* _GIVEN TASK_: Determine how many lines in these records hold "label". Only the number is wanted.

* * * * * * *

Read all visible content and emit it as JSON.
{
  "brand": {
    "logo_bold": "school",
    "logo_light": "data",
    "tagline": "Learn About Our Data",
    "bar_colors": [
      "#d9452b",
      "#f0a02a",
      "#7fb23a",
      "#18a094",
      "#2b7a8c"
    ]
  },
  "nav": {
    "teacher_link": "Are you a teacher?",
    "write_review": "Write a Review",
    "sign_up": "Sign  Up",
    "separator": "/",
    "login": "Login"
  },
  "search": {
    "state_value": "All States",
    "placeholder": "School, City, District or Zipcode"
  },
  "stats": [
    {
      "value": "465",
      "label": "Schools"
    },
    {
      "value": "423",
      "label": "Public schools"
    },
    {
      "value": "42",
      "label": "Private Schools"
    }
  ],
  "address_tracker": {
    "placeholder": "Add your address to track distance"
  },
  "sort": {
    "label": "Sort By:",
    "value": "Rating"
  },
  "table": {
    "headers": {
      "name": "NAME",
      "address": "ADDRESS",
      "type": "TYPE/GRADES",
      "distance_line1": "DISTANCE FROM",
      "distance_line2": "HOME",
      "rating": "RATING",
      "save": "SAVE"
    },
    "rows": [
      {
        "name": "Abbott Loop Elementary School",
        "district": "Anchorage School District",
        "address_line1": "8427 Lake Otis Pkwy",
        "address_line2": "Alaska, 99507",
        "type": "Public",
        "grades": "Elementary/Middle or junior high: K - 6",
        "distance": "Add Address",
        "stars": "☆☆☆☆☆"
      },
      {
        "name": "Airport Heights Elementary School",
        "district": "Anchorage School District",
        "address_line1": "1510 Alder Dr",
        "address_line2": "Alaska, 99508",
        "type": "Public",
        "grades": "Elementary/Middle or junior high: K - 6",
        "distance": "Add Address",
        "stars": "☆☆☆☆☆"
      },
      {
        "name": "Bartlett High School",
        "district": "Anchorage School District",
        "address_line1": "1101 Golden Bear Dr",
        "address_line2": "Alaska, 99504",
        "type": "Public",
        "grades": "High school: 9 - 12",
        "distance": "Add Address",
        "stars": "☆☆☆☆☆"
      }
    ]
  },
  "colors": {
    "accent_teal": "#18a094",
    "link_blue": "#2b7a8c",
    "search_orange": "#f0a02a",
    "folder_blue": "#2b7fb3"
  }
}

* * * * * * *

* _ANSWER TO THE PROBLEM_: 4